Tasks to complete>
**A)** For each statement (i), (ii), and (iii), decide whether it agrees with the excerpt on limitations on obligations and liabilities, and answer yes or no with the deciding words from that excerpt quoted. (i) The depositary disclaims liability for tax consequences of owning ADSs. (ii) The depositary remains liable for the manner in which a vote is cast even when it acted in good faith and in accordance with the deposit agreement. (iii) The disclaimed circumstances include acts of terrorism or war.
**B)** Write the next part of the excerpt on limitations on obligations and liabilities under the deposit agreement, starting after its final sentence.

Excerpt provided>
::::

Limitations on Obligations and Liabilities

 

The deposit agreement limits our obligations and the depositary’s obligations to you, including the following:

 

   

We and the depositary are obligated only to take the actions specifically stated in the deposit agreement without negligence or bad faith.

 

   

The depositary disclaims any liability for any failure to carry out voting instructions, for any manner in which a vote is cast or for the effect of any vote, provided it has acted in good faith and in accordance with the terms of the deposit agreement.

 

   

The depositary disclaims any liability for any failure to determine the lawfulness or practicality of any action, for the content of any document forwarded to you on our behalf or for the accuracy of any translation of such a document, for the investment risks associated with investing in our common shares, for the validity or worth of the common shares, for any tax consequences that result from the ownership of ADSs, for the credit-worthiness of any third party, for allowing any rights to lapse under the terms of the deposit agreement, for the timeliness of any of our notices or for our failure to give notice.

 

   

We and the depositary will not be obligated to perform any act that is inconsistent with the terms of the deposit agreement.

 

   

We and the depositary disclaim any liability if we are prevented or forbidden from acting on account of any law or regulation, any provision of our articles of incorporation, any provision of any securities on deposit or by reason of any act of God, terrorism or war or other circumstances beyond our control.

::::

Study material>
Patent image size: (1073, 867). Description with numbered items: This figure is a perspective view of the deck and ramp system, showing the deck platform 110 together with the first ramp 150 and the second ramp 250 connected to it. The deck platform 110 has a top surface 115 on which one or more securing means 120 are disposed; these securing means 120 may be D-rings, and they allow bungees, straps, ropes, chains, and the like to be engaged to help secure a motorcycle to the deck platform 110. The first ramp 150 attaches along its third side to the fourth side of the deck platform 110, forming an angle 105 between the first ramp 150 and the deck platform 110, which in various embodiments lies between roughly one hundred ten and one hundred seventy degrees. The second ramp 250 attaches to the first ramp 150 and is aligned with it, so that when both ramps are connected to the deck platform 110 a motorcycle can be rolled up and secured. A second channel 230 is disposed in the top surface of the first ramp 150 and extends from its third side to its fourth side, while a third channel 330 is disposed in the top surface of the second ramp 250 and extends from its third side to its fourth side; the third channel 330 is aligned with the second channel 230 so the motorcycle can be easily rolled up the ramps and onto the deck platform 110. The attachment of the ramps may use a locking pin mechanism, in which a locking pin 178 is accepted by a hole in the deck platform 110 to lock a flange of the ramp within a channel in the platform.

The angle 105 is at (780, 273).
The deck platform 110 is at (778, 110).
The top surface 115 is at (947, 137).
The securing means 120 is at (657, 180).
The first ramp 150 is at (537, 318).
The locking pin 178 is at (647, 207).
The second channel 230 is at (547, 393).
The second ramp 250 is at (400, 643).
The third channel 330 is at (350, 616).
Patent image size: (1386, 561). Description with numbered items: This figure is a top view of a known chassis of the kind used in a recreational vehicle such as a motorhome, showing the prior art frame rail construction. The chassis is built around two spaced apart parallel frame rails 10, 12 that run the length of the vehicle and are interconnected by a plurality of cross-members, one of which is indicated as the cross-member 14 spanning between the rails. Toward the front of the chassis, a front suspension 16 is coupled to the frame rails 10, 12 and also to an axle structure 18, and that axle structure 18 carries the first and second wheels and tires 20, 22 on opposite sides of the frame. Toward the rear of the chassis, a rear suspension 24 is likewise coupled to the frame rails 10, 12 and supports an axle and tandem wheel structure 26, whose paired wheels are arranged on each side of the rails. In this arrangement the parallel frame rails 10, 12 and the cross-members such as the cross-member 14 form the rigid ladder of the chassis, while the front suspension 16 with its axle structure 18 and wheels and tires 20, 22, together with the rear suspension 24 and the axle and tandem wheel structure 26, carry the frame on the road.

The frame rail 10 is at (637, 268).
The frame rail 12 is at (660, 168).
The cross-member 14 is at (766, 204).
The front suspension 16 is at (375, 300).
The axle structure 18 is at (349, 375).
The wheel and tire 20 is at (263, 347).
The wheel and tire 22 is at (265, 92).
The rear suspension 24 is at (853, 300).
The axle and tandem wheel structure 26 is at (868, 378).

::::

Responses to the exercise>
**A)**
(i) Yes: "for any tax consequences that result from the ownership of ADSs."
(ii) No: "The depositary disclaims any liability for any failure to carry out voting instructions, for any manner in which a vote is cast or for the effect of any vote, provided it has acted in good faith and in accordance with the terms of the deposit agreement."
(iii) Yes: "by reason of any act of God, terrorism or war or other circumstances beyond our control."

**B)**
 

   

We and the depositary disclaim any liability by reason of any exercise of, or failure to exercise, any discretion provided for the deposit agreement, in our articles of incorporation or in any provisions of securities on deposit.

 

   

We and the depositary further disclaim any liability for any action or inaction in reliance on the advice or information received from legal counsel, accountants, any person presenting our shares for deposit, any holder of ADSs or authorized representatives thereof, or any other person believed by either of us in good faith to be competent to give such advice or information.

 

   

We and the depositary also disclaim liability for your inability to benefit from any distribution, offering, right or other benefit which is made available to other holders of common shares but is not, under the terms of the deposit agreement, made available to you.

 

   

We and the depositary may rely without any liability upon any written notice, request or other document believed to be genuine and to have been signed or presented by the proper parties.

 

   

We and the depositary also disclaim liability for any consequential or punitive damages for any breach of the terms of the deposit agreement.

 

Pre-Release Transactions

 

Subject to the terms and conditions of the deposit agreement, the depositary may, in certain circumstances, to the extent permitted by applicable laws and regulations, issue to brokers/dealers ADSs before receiving a deposit of our common shares or release our common shares to brokers/dealers before receiving ADSs for cancellation. These transactions are commonly referred to as “pre-release transactions” and are entered into between the depositary bank and the applicable brokers/dealers. The deposit agreement limits the aggregate size of pre-release transactions (not to exceed 30% of our common shares on deposit in the aggregate) and imposes a number of conditions on these transactions, which include conditions related to the need to receive collateral, the type of collateral required, and the representations required from brokers/dealers. The depositary may retain the compensation received from the pre-release transactions.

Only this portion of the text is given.